>> Start
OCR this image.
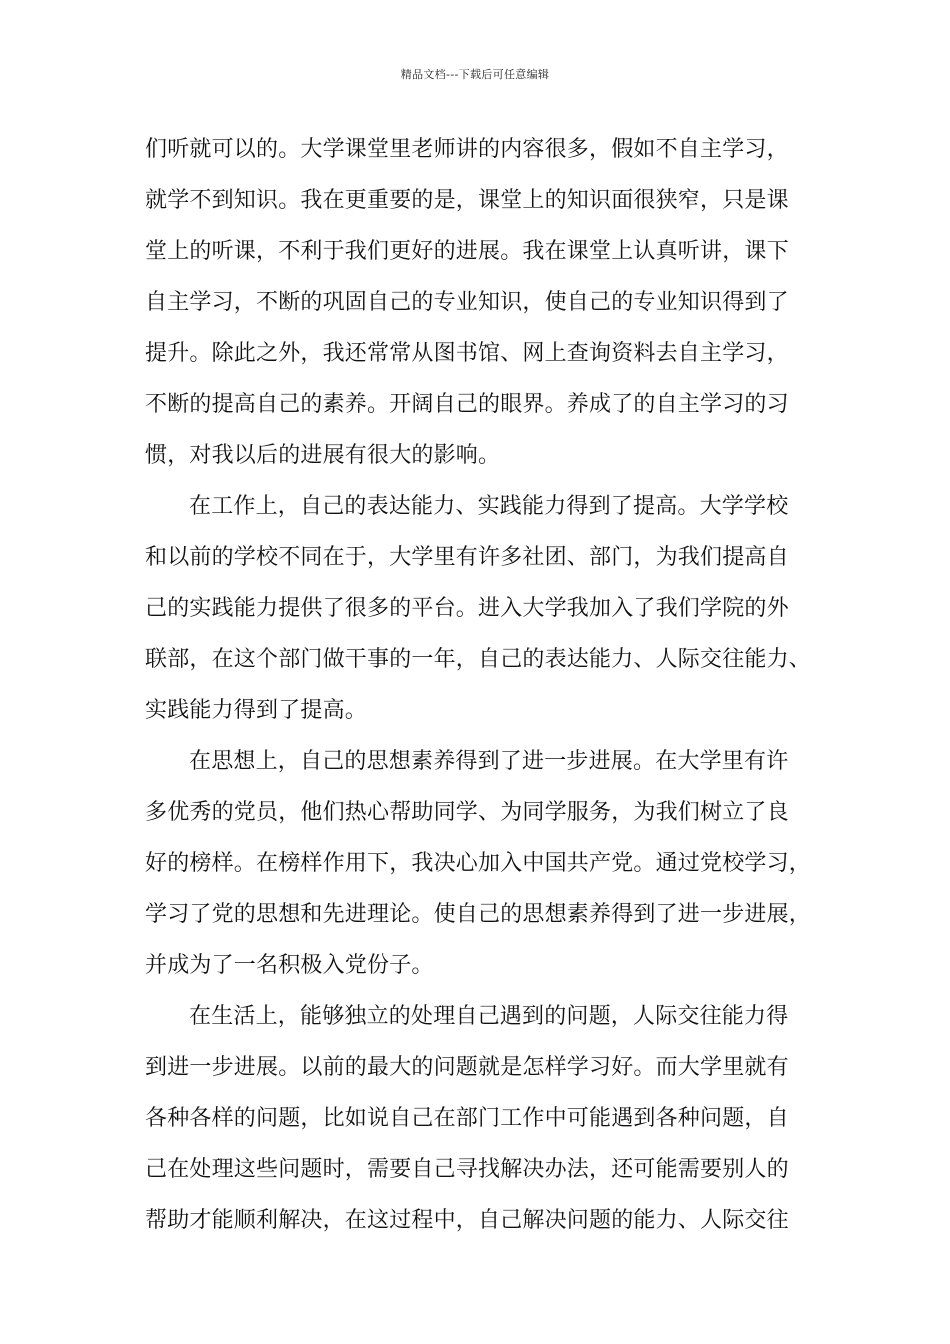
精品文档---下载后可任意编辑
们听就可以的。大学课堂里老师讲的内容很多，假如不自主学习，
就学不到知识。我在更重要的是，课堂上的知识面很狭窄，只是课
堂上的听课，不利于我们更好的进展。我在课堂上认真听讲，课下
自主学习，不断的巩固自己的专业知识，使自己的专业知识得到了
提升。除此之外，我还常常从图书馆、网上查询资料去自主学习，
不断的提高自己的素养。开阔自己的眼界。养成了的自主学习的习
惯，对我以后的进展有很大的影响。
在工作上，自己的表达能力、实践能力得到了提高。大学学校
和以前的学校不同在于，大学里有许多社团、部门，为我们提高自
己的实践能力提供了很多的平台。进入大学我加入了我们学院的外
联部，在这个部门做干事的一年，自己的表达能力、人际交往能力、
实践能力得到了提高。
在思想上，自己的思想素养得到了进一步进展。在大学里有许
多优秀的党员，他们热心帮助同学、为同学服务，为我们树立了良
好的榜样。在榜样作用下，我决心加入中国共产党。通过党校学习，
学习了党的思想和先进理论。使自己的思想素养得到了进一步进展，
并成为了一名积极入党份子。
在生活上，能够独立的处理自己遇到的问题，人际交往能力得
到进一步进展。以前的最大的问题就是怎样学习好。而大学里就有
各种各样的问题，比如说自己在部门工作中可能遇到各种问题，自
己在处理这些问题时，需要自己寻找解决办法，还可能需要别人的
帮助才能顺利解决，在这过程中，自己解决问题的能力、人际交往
>> End
>> Start
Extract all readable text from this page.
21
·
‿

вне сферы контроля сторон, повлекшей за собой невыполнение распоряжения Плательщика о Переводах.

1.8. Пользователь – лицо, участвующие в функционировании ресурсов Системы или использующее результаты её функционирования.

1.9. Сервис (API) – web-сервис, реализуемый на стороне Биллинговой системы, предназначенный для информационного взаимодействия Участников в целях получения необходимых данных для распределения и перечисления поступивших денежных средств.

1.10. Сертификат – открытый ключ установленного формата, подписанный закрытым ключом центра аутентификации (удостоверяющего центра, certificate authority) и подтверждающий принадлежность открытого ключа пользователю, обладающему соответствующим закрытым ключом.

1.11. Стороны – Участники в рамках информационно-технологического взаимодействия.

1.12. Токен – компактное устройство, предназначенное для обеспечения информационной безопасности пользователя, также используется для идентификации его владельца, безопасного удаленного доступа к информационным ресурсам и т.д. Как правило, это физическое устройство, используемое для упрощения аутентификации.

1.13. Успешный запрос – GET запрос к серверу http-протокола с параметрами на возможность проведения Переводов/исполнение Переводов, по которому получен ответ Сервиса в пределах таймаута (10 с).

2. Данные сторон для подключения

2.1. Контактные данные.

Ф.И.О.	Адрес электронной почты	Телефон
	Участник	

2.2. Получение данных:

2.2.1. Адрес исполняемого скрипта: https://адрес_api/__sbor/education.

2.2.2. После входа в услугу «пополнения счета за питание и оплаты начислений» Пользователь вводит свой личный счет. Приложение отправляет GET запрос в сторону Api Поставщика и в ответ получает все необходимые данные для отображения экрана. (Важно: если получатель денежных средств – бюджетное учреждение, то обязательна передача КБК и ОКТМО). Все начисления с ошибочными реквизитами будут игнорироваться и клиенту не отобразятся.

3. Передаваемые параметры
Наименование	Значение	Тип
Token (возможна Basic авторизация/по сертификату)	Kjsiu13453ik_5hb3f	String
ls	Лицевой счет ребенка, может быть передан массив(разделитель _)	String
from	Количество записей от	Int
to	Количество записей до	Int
>> End
Task objective: Report how many lines in the data include the word "Пользователь", and give nothing but the count.

Answer in full: 2